**Фрагмент:**
————————
Маруся кончала филологический, чутко была подготовлена к новой литературе и несомненно влияла на мое самолюбие печатающего Поэта в истинную сторону.

Я полюбил Марусю.

Мы стали кристальными друзьями.

В неразлучности духовной и земной дружбы, мы обрели право называться сильными детьми своей вольной Современности, мы без берегов радовались приливающим дням во имя своего гордого сознанья культурности

Грядущее обещало нам победное торжество.

Нас закалял в борьбе царящий тогда чорный террор — мы много работали, учились.

На все лето я уехал в Московский уезд, в экономию Карамышево вместе со всеми студентами на практические занятья по агрономии.
————————
**Записанные данные:**
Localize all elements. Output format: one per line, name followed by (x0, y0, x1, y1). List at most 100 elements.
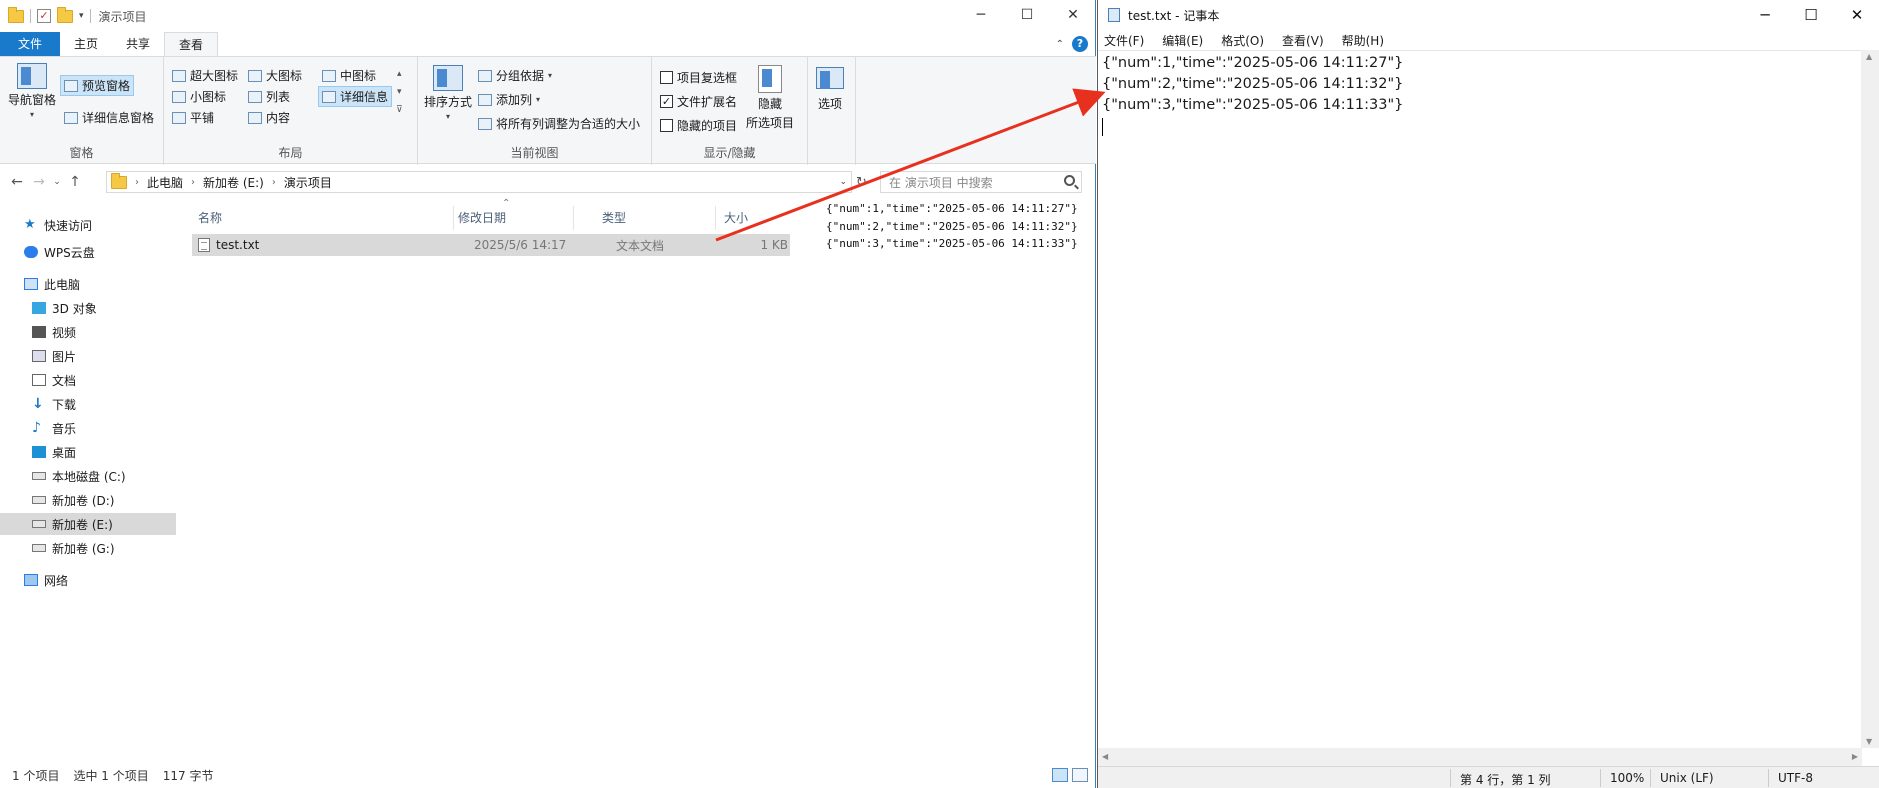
————————
**Требования к упражнению:**
- 1) Перепишите дословно ту часть фрагмента, которая начинается со слов «Маруся кончала филологический, чутко» и заканчивается словами «много работали, учились.».
- 2) В какое место рассказчик уехал на все лето, согласно фрагменту?
Листинг никак не связан с фрагментом.

**Ответы к заданиям:**
- 1)
Маруся кончала филологический, чутко была подготовлена к новой литературе и несомненно влияла на мое самолюбие печатающего Поэта в истинную сторону.

Я полюбил Марусю.

Мы стали кристальными друзьями.

В неразлучности духовной и земной дружбы, мы обрели право называться сильными детьми своей вольной Современности, мы без берегов радовались приливающим дням во имя своего гордого сознанья культурности

Грядущее обещало нам победное торжество.

Нас закалял в борьбе царящий тогда чорный террор — мы много работали, учились.

- 2) В Московский уезд, в экономию Карамышево.